#### [Work instructions]
Return every line of the records below unchanged, character for character.

#### [Records]
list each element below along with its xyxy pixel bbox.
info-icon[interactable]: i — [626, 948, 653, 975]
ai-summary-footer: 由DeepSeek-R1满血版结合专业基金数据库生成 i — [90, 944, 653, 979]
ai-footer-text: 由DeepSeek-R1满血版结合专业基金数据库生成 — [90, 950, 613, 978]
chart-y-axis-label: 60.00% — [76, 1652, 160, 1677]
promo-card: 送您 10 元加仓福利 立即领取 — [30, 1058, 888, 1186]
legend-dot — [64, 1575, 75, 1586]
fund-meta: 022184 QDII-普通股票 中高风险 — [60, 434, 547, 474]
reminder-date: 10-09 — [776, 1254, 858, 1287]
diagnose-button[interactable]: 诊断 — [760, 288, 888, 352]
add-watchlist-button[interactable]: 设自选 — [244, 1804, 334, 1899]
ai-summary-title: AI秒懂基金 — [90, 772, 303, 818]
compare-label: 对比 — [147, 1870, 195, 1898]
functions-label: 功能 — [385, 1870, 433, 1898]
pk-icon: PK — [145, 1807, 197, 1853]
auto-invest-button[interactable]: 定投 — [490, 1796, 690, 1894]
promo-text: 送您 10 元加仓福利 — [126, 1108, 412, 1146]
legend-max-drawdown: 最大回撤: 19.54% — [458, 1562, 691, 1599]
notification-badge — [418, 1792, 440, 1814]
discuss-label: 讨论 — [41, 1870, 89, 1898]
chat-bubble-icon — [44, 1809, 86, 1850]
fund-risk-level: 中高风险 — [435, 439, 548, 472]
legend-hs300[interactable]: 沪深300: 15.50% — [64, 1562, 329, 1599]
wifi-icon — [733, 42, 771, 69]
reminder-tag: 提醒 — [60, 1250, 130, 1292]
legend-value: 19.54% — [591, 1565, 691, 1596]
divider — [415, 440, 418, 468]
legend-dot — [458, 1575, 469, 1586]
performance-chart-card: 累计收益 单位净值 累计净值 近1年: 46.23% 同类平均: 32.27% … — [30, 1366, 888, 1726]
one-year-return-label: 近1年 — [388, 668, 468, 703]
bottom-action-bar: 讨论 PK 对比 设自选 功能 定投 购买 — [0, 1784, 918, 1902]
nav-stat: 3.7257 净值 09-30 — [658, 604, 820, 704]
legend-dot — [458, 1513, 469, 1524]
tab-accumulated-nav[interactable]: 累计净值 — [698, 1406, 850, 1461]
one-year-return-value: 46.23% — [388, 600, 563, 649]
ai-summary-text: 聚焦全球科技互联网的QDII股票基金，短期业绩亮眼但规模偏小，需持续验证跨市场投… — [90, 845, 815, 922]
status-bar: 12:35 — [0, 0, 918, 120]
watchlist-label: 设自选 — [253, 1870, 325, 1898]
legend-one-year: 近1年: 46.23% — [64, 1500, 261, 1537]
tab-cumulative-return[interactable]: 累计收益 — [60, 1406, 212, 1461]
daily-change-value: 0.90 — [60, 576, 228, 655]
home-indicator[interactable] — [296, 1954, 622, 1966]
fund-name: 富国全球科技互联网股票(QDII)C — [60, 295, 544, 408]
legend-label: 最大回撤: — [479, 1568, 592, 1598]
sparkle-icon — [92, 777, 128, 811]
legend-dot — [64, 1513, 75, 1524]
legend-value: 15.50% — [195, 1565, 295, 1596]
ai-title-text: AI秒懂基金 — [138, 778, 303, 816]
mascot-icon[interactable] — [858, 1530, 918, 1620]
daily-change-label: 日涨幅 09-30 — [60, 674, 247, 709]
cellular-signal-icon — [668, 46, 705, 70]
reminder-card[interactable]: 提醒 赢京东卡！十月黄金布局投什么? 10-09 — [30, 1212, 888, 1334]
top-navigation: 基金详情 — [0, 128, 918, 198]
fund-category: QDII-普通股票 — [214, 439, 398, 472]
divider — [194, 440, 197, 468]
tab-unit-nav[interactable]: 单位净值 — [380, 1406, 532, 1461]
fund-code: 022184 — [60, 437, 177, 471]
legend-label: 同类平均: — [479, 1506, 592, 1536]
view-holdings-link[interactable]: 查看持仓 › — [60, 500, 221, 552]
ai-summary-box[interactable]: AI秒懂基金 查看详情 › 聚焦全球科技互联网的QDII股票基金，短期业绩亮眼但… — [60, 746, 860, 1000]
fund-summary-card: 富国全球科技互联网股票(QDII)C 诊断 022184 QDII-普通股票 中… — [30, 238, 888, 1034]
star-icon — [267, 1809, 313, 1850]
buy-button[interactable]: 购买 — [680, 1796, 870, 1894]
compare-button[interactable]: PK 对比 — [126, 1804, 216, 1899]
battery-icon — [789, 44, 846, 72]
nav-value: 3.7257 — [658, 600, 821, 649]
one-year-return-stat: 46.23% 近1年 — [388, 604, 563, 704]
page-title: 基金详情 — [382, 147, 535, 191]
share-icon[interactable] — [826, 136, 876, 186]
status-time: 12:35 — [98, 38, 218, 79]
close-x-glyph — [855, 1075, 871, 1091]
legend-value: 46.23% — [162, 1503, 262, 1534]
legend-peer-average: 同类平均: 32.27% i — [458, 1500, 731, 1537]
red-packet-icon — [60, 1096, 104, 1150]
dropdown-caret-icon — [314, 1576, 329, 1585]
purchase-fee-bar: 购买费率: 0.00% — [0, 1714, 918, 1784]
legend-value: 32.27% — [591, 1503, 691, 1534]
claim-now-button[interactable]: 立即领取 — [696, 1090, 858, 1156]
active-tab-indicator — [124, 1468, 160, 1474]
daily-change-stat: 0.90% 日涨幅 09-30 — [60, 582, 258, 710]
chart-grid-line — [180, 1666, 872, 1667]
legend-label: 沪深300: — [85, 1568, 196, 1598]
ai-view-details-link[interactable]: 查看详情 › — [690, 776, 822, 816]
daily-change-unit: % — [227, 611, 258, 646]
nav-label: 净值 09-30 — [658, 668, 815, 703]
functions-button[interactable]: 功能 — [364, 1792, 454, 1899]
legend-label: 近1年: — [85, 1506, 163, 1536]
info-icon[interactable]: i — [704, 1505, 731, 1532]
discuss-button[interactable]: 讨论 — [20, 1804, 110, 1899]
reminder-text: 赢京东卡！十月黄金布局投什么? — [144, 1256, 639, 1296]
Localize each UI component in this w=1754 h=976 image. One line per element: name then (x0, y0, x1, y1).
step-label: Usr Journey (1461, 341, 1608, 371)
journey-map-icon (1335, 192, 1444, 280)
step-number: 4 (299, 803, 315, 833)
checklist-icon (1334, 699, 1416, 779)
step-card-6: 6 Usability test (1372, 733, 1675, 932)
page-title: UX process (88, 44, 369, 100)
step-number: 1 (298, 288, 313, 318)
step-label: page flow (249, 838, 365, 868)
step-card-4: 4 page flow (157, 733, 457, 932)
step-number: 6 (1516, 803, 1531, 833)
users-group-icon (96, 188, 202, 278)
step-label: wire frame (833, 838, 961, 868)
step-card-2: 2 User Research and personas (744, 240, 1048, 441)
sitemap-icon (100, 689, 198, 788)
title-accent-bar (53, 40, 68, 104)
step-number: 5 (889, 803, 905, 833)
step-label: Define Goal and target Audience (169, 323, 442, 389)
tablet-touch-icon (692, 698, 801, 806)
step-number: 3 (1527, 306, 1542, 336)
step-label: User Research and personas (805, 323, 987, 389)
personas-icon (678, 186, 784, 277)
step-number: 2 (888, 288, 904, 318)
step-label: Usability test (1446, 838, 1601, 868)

#### [Output of the task]
list each element below along with its xyxy pixel bbox.
info-icon[interactable]: i — [626, 948, 653, 975]
ai-summary-footer: 由DeepSeek-R1满血版结合专业基金数据库生成 i — [90, 944, 653, 979]
ai-footer-text: 由DeepSeek-R1满血版结合专业基金数据库生成 — [90, 950, 613, 978]
chart-y-axis-label: 60.00% — [76, 1652, 160, 1677]
promo-card: 送您 10 元加仓福利 立即领取 — [30, 1058, 888, 1186]
legend-dot — [64, 1575, 75, 1586]
fund-meta: 022184 QDII-普通股票 中高风险 — [60, 434, 547, 474]
reminder-date: 10-09 — [776, 1254, 858, 1287]
diagnose-button[interactable]: 诊断 — [760, 288, 888, 352]
add-watchlist-button[interactable]: 设自选 — [244, 1804, 334, 1899]
ai-summary-title: AI秒懂基金 — [90, 772, 303, 818]
compare-label: 对比 — [147, 1870, 195, 1898]
functions-label: 功能 — [385, 1870, 433, 1898]
pk-icon: PK — [145, 1807, 197, 1853]
auto-invest-button[interactable]: 定投 — [490, 1796, 690, 1894]
promo-text: 送您 10 元加仓福利 — [126, 1108, 412, 1146]
legend-max-drawdown: 最大回撤: 19.54% — [458, 1562, 691, 1599]
notification-badge — [418, 1792, 440, 1814]
discuss-label: 讨论 — [41, 1870, 89, 1898]
chat-bubble-icon — [44, 1809, 86, 1850]
fund-risk-level: 中高风险 — [435, 439, 548, 472]
legend-hs300[interactable]: 沪深300: 15.50% — [64, 1562, 329, 1599]
wifi-icon — [733, 42, 771, 69]
reminder-tag: 提醒 — [60, 1250, 130, 1292]
legend-value: 19.54% — [591, 1565, 691, 1596]
divider — [415, 440, 418, 468]
legend-dot — [458, 1575, 469, 1586]
performance-chart-card: 累计收益 单位净值 累计净值 近1年: 46.23% 同类平均: 32.27% … — [30, 1366, 888, 1726]
one-year-return-label: 近1年 — [388, 668, 468, 703]
bottom-action-bar: 讨论 PK 对比 设自选 功能 定投 购买 — [0, 1784, 918, 1902]
nav-stat: 3.7257 净值 09-30 — [658, 604, 820, 704]
legend-dot — [458, 1513, 469, 1524]
tab-accumulated-nav[interactable]: 累计净值 — [698, 1406, 850, 1461]
one-year-return-value: 46.23% — [388, 600, 563, 649]
ai-summary-text: 聚焦全球科技互联网的QDII股票基金，短期业绩亮眼但规模偏小，需持续验证跨市场投… — [90, 845, 815, 922]
status-bar: 12:35 — [0, 0, 918, 120]
watchlist-label: 设自选 — [253, 1870, 325, 1898]
legend-one-year: 近1年: 46.23% — [64, 1500, 261, 1537]
tab-cumulative-return[interactable]: 累计收益 — [60, 1406, 212, 1461]
daily-change-value: 0.90 — [60, 576, 228, 655]
home-indicator[interactable] — [296, 1954, 622, 1966]
fund-name: 富国全球科技互联网股票(QDII)C — [60, 295, 544, 408]
legend-label: 最大回撤: — [479, 1568, 592, 1598]
sparkle-icon — [92, 777, 128, 811]
legend-dot — [64, 1513, 75, 1524]
legend-value: 15.50% — [195, 1565, 295, 1596]
ai-title-text: AI秒懂基金 — [138, 778, 303, 816]
mascot-icon[interactable] — [858, 1530, 918, 1620]
daily-change-label: 日涨幅 09-30 — [60, 674, 247, 709]
cellular-signal-icon — [668, 46, 705, 70]
reminder-card[interactable]: 提醒 赢京东卡！十月黄金布局投什么? 10-09 — [30, 1212, 888, 1334]
top-navigation: 基金详情 — [0, 128, 918, 198]
fund-category: QDII-普通股票 — [214, 439, 398, 472]
divider — [194, 440, 197, 468]
tab-unit-nav[interactable]: 单位净值 — [380, 1406, 532, 1461]
fund-code: 022184 — [60, 437, 177, 471]
legend-label: 同类平均: — [479, 1506, 592, 1536]
view-holdings-link[interactable]: 查看持仓 › — [60, 500, 221, 552]
ai-summary-box[interactable]: AI秒懂基金 查看详情 › 聚焦全球科技互联网的QDII股票基金，短期业绩亮眼但… — [60, 746, 860, 1000]
fund-summary-card: 富国全球科技互联网股票(QDII)C 诊断 022184 QDII-普通股票 中… — [30, 238, 888, 1034]
star-icon — [267, 1809, 313, 1850]
buy-button[interactable]: 购买 — [680, 1796, 870, 1894]
compare-button[interactable]: PK 对比 — [126, 1804, 216, 1899]
battery-icon — [789, 44, 846, 72]
nav-value: 3.7257 — [658, 600, 821, 649]
one-year-return-stat: 46.23% 近1年 — [388, 604, 563, 704]
page-title: 基金详情 — [382, 147, 535, 191]
share-icon[interactable] — [826, 136, 876, 186]
status-time: 12:35 — [98, 38, 218, 79]
close-x-glyph — [855, 1075, 871, 1091]
legend-value: 46.23% — [162, 1503, 262, 1534]
legend-peer-average: 同类平均: 32.27% i — [458, 1500, 731, 1537]
red-packet-icon — [60, 1096, 104, 1150]
dropdown-caret-icon — [314, 1576, 329, 1585]
purchase-fee-bar: 购买费率: 0.00% — [0, 1714, 918, 1784]
legend-value: 32.27% — [591, 1503, 691, 1534]
claim-now-button[interactable]: 立即领取 — [696, 1090, 858, 1156]
active-tab-indicator — [124, 1468, 160, 1474]
daily-change-stat: 0.90% 日涨幅 09-30 — [60, 582, 258, 710]
chart-grid-line — [180, 1666, 872, 1667]
legend-label: 沪深300: — [85, 1568, 196, 1598]
ai-view-details-link[interactable]: 查看详情 › — [690, 776, 822, 816]
daily-change-unit: % — [227, 611, 258, 646]
nav-label: 净值 09-30 — [658, 668, 815, 703]
functions-button[interactable]: 功能 — [364, 1792, 454, 1899]
legend-label: 近1年: — [85, 1506, 163, 1536]
info-icon[interactable]: i — [704, 1505, 731, 1532]
discuss-button[interactable]: 讨论 — [20, 1804, 110, 1899]
reminder-text: 赢京东卡！十月黄金布局投什么? — [144, 1256, 639, 1296]
Localize each UI component in this w=1754 h=976 image. One line per element: name then (x0, y0, x1, y1).
step-label: Usr Journey (1461, 341, 1608, 371)
journey-map-icon (1335, 192, 1444, 280)
step-number: 4 (299, 803, 315, 833)
checklist-icon (1334, 699, 1416, 779)
step-card-6: 6 Usability test (1372, 733, 1675, 932)
page-title: UX process (88, 44, 369, 100)
step-number: 1 (298, 288, 313, 318)
step-label: page flow (249, 838, 365, 868)
step-card-4: 4 page flow (157, 733, 457, 932)
step-number: 6 (1516, 803, 1531, 833)
users-group-icon (96, 188, 202, 278)
step-label: wire frame (833, 838, 961, 868)
step-card-2: 2 User Research and personas (744, 240, 1048, 441)
sitemap-icon (100, 689, 198, 788)
title-accent-bar (53, 40, 68, 104)
step-number: 5 (889, 803, 905, 833)
step-label: Define Goal and target Audience (169, 323, 442, 389)
tablet-touch-icon (692, 698, 801, 806)
step-number: 3 (1527, 306, 1542, 336)
step-label: User Research and personas (805, 323, 987, 389)
personas-icon (678, 186, 784, 277)
step-number: 2 (888, 288, 904, 318)
step-label: Usability test (1446, 838, 1601, 868)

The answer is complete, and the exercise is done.